■ Required work
Filter the records below for the word "plates". Copy each line that holds it.

+ + + + +

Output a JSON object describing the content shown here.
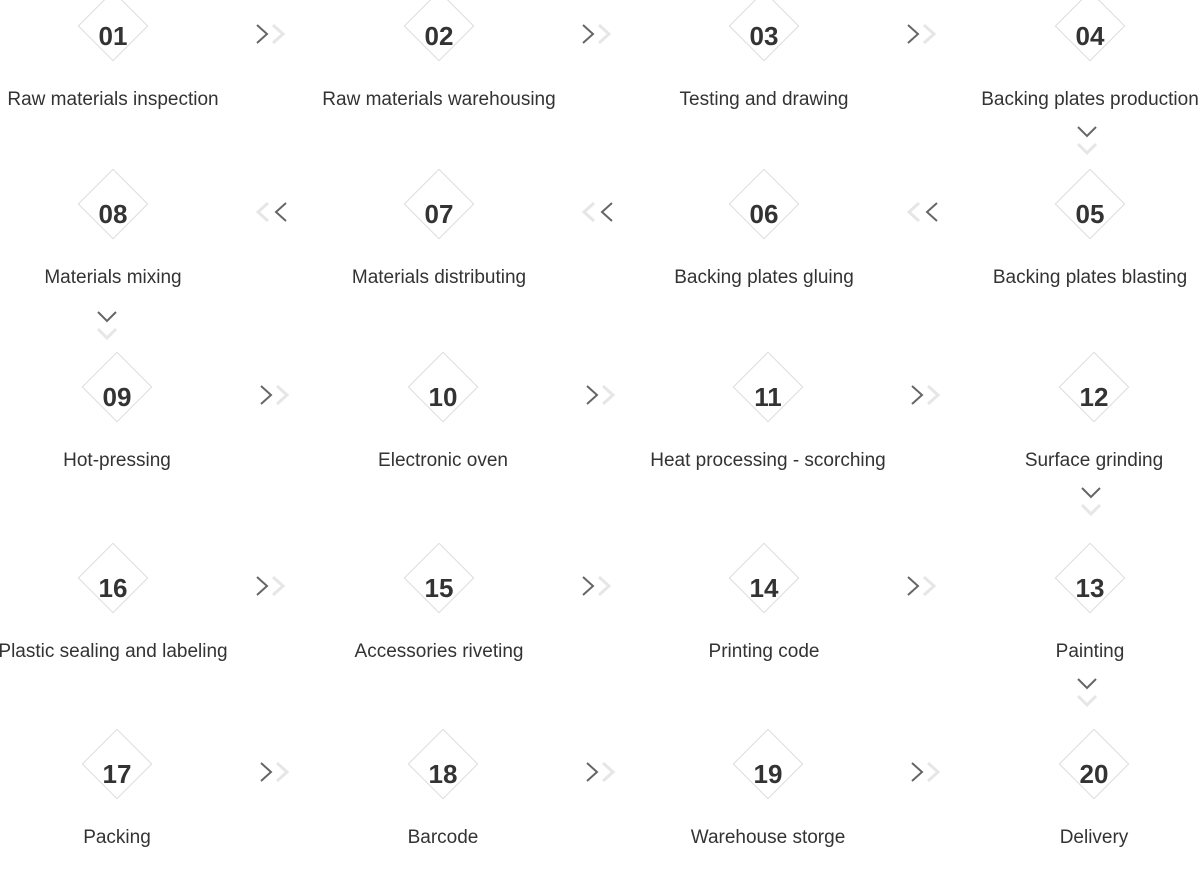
{
  "steps": [
    {
      "num": "01",
      "label": "Raw materials inspection"
    },
    {
      "num": "02",
      "label": "Raw materials warehousing"
    },
    {
      "num": "03",
      "label": "Testing and drawing"
    },
    {
      "num": "04",
      "label": "Backing plates production"
    },
    {
      "num": "05",
      "label": "Backing plates blasting"
    },
    {
      "num": "06",
      "label": "Backing plates gluing"
    },
    {
      "num": "07",
      "label": "Materials distributing"
    },
    {
      "num": "08",
      "label": "Materials mixing"
    },
    {
      "num": "09",
      "label": "Hot-pressing"
    },
    {
      "num": "10",
      "label": "Electronic oven"
    },
    {
      "num": "11",
      "label": "Heat processing - scorching"
    },
    {
      "num": "12",
      "label": "Surface grinding"
    },
    {
      "num": "13",
      "label": "Painting"
    },
    {
      "num": "14",
      "label": "Printing code"
    },
    {
      "num": "15",
      "label": "Accessories riveting"
    },
    {
      "num": "16",
      "label": "Plastic sealing and labeling"
    },
    {
      "num": "17",
      "label": "Packing"
    },
    {
      "num": "18",
      "label": "Barcode"
    },
    {
      "num": "19",
      "label": "Warehouse storge"
    },
    {
      "num": "20",
      "label": "Delivery"
    }
  ],
  "colors": {
    "arrow_dark": "#666666",
    "arrow_light": "#e6e6e6",
    "diamond_border": "#dcdcdc",
    "text": "#333333"
  }
}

+ + + + +

■ Correct response
      "label": "Backing plates production"
      "label": "Backing plates blasting"
      "label": "Backing plates gluing"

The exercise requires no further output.